Count how many lines below include the string "Ремонт", and give that number without anything else.

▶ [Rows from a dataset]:

+ + + +

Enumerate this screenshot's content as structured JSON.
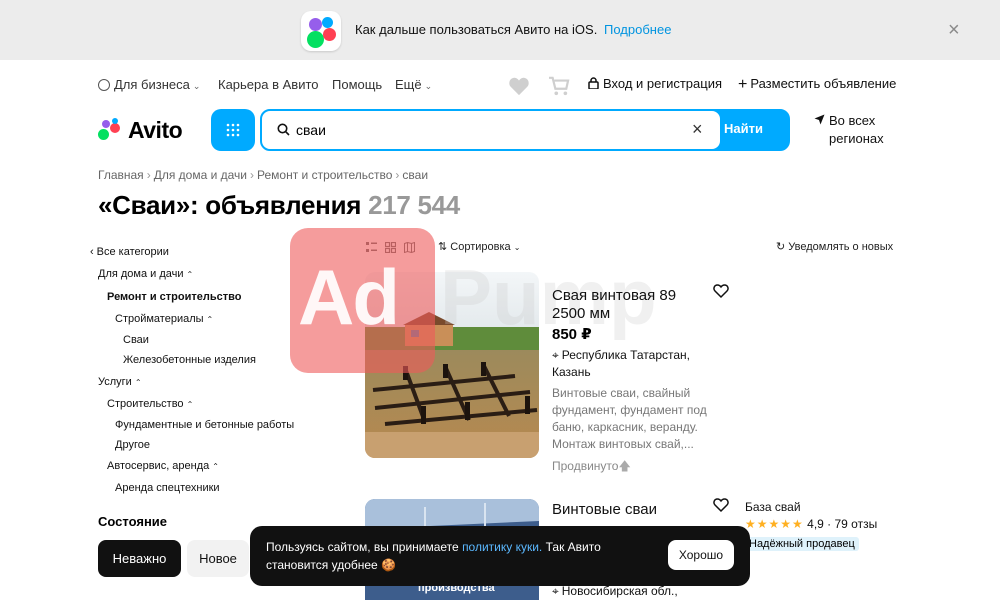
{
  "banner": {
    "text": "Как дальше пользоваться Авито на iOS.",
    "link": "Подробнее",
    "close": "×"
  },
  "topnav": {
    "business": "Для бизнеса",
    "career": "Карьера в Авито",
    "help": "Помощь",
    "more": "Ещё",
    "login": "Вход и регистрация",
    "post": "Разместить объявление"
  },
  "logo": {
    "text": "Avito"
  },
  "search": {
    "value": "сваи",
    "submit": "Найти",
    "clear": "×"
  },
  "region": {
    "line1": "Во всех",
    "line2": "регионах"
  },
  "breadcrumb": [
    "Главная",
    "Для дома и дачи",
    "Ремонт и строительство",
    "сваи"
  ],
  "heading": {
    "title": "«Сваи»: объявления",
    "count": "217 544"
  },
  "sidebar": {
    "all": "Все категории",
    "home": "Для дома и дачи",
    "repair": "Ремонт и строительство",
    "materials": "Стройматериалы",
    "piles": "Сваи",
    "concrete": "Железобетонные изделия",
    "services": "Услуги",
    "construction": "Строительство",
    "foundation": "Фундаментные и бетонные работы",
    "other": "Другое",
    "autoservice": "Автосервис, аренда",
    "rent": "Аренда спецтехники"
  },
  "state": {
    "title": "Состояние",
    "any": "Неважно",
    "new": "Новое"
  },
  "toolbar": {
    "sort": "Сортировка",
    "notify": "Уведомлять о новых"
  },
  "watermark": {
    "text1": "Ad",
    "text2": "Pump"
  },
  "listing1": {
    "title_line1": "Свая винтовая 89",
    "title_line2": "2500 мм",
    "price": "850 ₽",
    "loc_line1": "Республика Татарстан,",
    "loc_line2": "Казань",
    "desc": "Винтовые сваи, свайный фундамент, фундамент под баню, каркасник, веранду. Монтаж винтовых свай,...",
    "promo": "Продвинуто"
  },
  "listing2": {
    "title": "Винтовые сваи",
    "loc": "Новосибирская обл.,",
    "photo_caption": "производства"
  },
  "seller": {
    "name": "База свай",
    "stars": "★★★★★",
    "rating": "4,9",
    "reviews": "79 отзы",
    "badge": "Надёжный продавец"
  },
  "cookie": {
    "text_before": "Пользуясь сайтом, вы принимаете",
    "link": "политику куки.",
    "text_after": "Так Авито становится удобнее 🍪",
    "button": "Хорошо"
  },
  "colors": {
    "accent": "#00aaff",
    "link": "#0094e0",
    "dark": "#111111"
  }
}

+ + + +

▶ [In response]:
2